_Work to be completed_. Check each line of the material below for "screen", then copy the ones that contain it.

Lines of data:
[BEGIN]

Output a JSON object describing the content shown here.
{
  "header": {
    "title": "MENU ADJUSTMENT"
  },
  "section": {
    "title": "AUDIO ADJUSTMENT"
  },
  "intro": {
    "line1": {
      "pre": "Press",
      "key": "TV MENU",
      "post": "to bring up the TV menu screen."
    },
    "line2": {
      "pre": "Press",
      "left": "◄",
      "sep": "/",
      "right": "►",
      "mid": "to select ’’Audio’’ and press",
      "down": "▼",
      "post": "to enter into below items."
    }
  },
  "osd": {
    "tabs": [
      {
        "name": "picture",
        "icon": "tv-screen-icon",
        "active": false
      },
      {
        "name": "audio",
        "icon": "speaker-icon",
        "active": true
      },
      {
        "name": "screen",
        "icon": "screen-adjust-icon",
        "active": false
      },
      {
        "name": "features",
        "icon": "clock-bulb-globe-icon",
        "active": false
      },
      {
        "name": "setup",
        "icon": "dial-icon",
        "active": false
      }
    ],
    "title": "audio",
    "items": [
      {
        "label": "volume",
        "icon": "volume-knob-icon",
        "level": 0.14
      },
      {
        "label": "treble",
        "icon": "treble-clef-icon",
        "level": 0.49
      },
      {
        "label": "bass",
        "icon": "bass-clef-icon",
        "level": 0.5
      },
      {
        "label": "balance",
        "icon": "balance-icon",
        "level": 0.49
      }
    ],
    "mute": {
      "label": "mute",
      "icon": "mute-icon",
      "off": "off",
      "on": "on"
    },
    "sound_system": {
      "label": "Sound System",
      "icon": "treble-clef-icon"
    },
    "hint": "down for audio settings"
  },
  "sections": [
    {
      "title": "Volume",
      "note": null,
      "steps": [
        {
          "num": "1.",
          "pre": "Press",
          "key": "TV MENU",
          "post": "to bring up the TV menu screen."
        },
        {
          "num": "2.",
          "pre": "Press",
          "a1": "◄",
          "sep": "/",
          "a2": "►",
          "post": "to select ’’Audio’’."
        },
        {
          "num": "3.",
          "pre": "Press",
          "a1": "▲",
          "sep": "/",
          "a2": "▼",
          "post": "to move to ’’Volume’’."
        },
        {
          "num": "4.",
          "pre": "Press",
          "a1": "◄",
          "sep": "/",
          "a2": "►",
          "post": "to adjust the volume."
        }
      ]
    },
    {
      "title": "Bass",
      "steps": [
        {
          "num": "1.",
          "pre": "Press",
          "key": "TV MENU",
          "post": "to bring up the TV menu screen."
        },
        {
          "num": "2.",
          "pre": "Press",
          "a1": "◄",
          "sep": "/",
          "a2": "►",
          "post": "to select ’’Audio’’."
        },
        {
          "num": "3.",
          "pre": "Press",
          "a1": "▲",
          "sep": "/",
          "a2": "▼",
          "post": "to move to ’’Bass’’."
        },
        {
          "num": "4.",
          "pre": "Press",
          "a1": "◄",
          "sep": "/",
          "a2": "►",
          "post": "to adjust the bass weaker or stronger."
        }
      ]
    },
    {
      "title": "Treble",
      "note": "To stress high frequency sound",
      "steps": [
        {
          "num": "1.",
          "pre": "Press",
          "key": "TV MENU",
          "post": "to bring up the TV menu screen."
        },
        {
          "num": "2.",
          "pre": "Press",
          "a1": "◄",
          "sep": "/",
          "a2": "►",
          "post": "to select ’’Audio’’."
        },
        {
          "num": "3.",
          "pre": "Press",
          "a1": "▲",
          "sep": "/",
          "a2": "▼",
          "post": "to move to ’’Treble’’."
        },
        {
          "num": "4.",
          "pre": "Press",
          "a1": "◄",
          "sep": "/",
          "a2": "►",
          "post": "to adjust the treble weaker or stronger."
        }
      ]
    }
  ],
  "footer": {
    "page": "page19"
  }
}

[END]

_Reply_.
      "post": "to bring up the TV menu screen."
        "icon": "tv-screen-icon",
        "name": "screen",
        "icon": "screen-adjust-icon",
          "post": "to bring up the TV menu screen."
          "post": "to bring up the TV menu screen."
          "post": "to bring up the TV menu screen."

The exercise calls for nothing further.